* **Your task**
Retype the whole listing verbatim and keep the pictures out of it.

* **Data rows**
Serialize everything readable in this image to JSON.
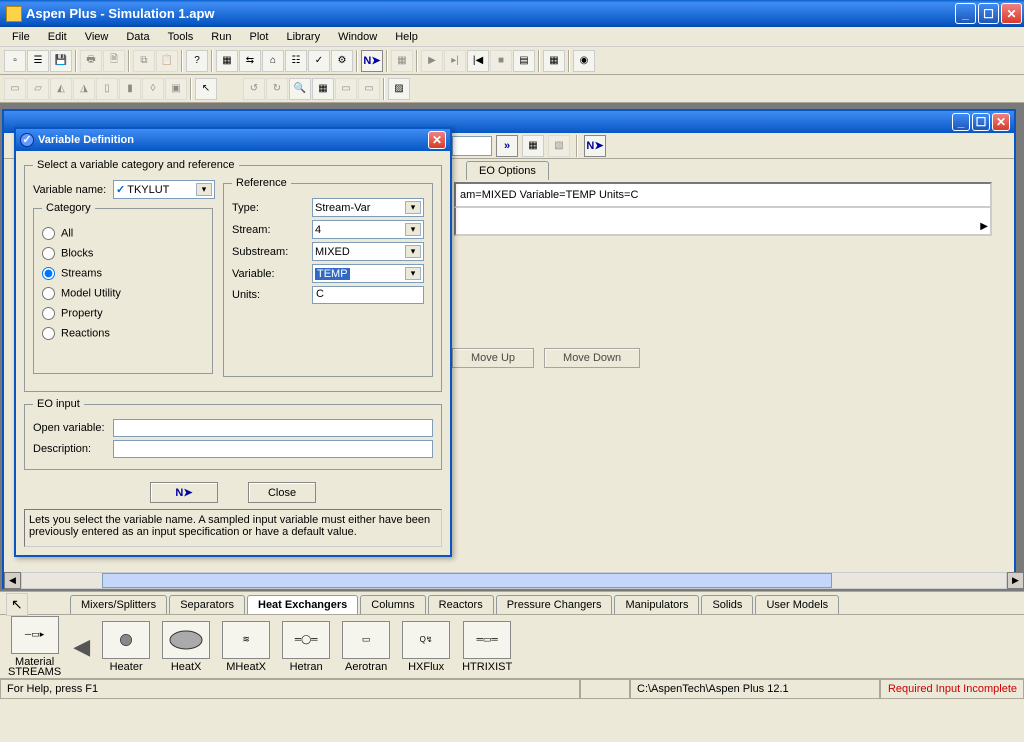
{
  "window": {
    "title": "Aspen Plus - Simulation 1.apw"
  },
  "menu": [
    "File",
    "Edit",
    "View",
    "Data",
    "Tools",
    "Run",
    "Plot",
    "Library",
    "Window",
    "Help"
  ],
  "toolbar_next": "N➤",
  "child": {
    "tab_eo": "EO Options",
    "varsummary": "am=MIXED Variable=TEMP Units=C",
    "moveup": "Move Up",
    "movedown": "Move Down"
  },
  "dlg": {
    "title": "Variable Definition",
    "fs1": "Select a variable category and reference",
    "varname_lbl": "Variable name:",
    "varname_val": "TKYLUT",
    "category_lbl": "Category",
    "cat": {
      "all": "All",
      "blocks": "Blocks",
      "streams": "Streams",
      "mu": "Model Utility",
      "prop": "Property",
      "react": "Reactions"
    },
    "ref_lbl": "Reference",
    "type_lbl": "Type:",
    "type_val": "Stream-Var",
    "stream_lbl": "Stream:",
    "stream_val": "4",
    "substream_lbl": "Substream:",
    "substream_val": "MIXED",
    "variable_lbl": "Variable:",
    "variable_val": "TEMP",
    "units_lbl": "Units:",
    "units_val": "C",
    "eo_lbl": "EO input",
    "open_lbl": "Open variable:",
    "desc_lbl": "Description:",
    "btn_next": "N➤",
    "btn_close": "Close",
    "help": "Lets you select the variable name. A sampled input variable must either have been previously entered as an input specification or have a default value."
  },
  "palette": {
    "tabs": [
      "Mixers/Splitters",
      "Separators",
      "Heat Exchangers",
      "Columns",
      "Reactors",
      "Pressure Changers",
      "Manipulators",
      "Solids",
      "User Models"
    ],
    "left1": "Material",
    "left2": "STREAMS",
    "items": [
      "Heater",
      "HeatX",
      "MHeatX",
      "Hetran",
      "Aerotran",
      "HXFlux",
      "HTRIXIST"
    ]
  },
  "status": {
    "help": "For Help, press F1",
    "path": "C:\\AspenTech\\Aspen Plus 12.1",
    "req": "Required Input Incomplete"
  }
}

* **Final result**
Serialize everything readable in this image to JSON.
{
  "window": {
    "title": "Aspen Plus - Simulation 1.apw"
  },
  "menu": [
    "File",
    "Edit",
    "View",
    "Data",
    "Tools",
    "Run",
    "Plot",
    "Library",
    "Window",
    "Help"
  ],
  "toolbar_next": "N➤",
  "child": {
    "tab_eo": "EO Options",
    "varsummary": "am=MIXED Variable=TEMP Units=C",
    "moveup": "Move Up",
    "movedown": "Move Down"
  },
  "dlg": {
    "title": "Variable Definition",
    "fs1": "Select a variable category and reference",
    "varname_lbl": "Variable name:",
    "varname_val": "TKYLUT",
    "category_lbl": "Category",
    "cat": {
      "all": "All",
      "blocks": "Blocks",
      "streams": "Streams",
      "mu": "Model Utility",
      "prop": "Property",
      "react": "Reactions"
    },
    "ref_lbl": "Reference",
    "type_lbl": "Type:",
    "type_val": "Stream-Var",
    "stream_lbl": "Stream:",
    "stream_val": "4",
    "substream_lbl": "Substream:",
    "substream_val": "MIXED",
    "variable_lbl": "Variable:",
    "variable_val": "TEMP",
    "units_lbl": "Units:",
    "units_val": "C",
    "eo_lbl": "EO input",
    "open_lbl": "Open variable:",
    "desc_lbl": "Description:",
    "btn_next": "N➤",
    "btn_close": "Close",
    "help": "Lets you select the variable name. A sampled input variable must either have been previously entered as an input specification or have a default value."
  },
  "palette": {
    "tabs": [
      "Mixers/Splitters",
      "Separators",
      "Heat Exchangers",
      "Columns",
      "Reactors",
      "Pressure Changers",
      "Manipulators",
      "Solids",
      "User Models"
    ],
    "left1": "Material",
    "left2": "STREAMS",
    "items": [
      "Heater",
      "HeatX",
      "MHeatX",
      "Hetran",
      "Aerotran",
      "HXFlux",
      "HTRIXIST"
    ]
  },
  "status": {
    "help": "For Help, press F1",
    "path": "C:\\AspenTech\\Aspen Plus 12.1",
    "req": "Required Input Incomplete"
  }
}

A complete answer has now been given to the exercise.